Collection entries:
--- Begin ---

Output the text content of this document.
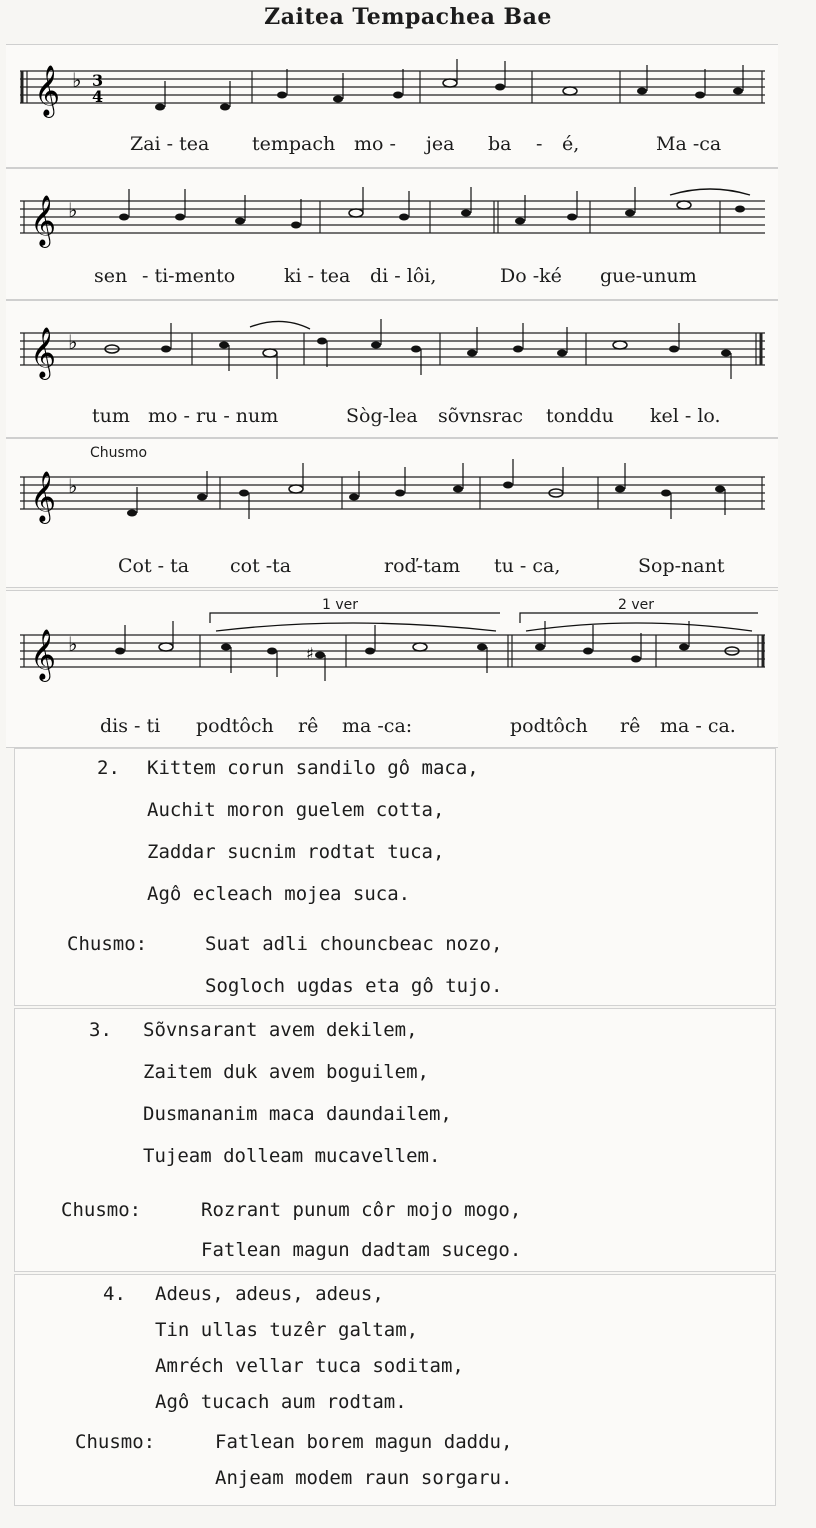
Zaitea Tempachea Bae
𝄞 ♭ 3
4
Zai - tea tempach mo - jea ba - é,	Ma -ca
𝄞 ♭
sen - ti-mento	ki - tea di - lôi,	Do -ké gue-unum
𝄞 ♭
tum mo - ru - num	Sòg-lea sõvnsrac tonddu kel - lo.
Chusmo
𝄞 ♭
Cot - ta cot -ta	roď-tam tu - ca,	Sop-nant
1 ver	2 ver
𝄞 ♭	♯
dis - ti podtôch rê ma -ca:	podtôch rê ma - ca.
2. Kittem corun sandilo gô maca,
Auchit moron guelem cotta,
Zaddar sucnim rodtat tuca,
Agô ecleach mojea suca.
Chusmo:	Suat adli chouncbeac nozo,
Sogloch ugdas eta gô tujo.
3. Sõvnsarant avem dekilem,
Zaitem duk avem boguilem,
Dusmananim maca daundailem,
Tujeam dolleam mucavellem.
Chusmo:	Rozrant punum côr mojo mogo,
Fatlean magun dadtam sucego.
4. Adeus, adeus, adeus,
Tin ullas tuzêr galtam,
Amréch vellar tuca soditam,
Agô tucach aum rodtam.
Chusmo:	Fatlean borem magun daddu,
Anjeam modem raun sorgaru.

--- End ---

Pull out every line of the records that includes the string "magun".

Output below:
Fatlean magun dadtam sucego.
Chusmo:	Fatlean borem magun daddu,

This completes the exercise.